Brief:
Repeat everything in the material exactly.

Data excerpts:
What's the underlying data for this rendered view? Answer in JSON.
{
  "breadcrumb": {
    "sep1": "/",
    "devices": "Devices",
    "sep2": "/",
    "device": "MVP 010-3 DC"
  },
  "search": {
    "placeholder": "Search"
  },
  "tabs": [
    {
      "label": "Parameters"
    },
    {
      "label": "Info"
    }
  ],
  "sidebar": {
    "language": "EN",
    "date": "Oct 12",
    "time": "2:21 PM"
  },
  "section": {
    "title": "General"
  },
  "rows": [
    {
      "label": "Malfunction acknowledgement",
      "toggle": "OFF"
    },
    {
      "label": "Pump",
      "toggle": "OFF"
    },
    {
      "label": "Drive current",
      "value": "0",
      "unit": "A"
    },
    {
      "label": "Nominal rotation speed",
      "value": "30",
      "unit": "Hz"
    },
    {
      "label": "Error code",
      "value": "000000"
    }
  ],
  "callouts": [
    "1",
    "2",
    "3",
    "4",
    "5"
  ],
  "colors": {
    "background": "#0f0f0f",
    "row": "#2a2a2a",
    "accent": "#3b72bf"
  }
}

Problem solution:
What's the underlying data for this rendered view? Answer in JSON.
{
  "breadcrumb": {
    "sep1": "/",
    "devices": "Devices",
    "sep2": "/",
    "device": "MVP 010-3 DC"
  },
  "search": {
    "placeholder": "Search"
  },
  "tabs": [
    {
      "label": "Parameters"
    },
    {
      "label": "Info"
    }
  ],
  "sidebar": {
    "language": "EN",
    "date": "Oct 12",
    "time": "2:21 PM"
  },
  "section": {
    "title": "General"
  },
  "rows": [
    {
      "label": "Malfunction acknowledgement",
      "toggle": "OFF"
    },
    {
      "label": "Pump",
      "toggle": "OFF"
    },
    {
      "label": "Drive current",
      "value": "0",
      "unit": "A"
    },
    {
      "label": "Nominal rotation speed",
      "value": "30",
      "unit": "Hz"
    },
    {
      "label": "Error code",
      "value": "000000"
    }
  ],
  "callouts": [
    "1",
    "2",
    "3",
    "4",
    "5"
  ],
  "colors": {
    "background": "#0f0f0f",
    "row": "#2a2a2a",
    "accent": "#3b72bf"
  }
}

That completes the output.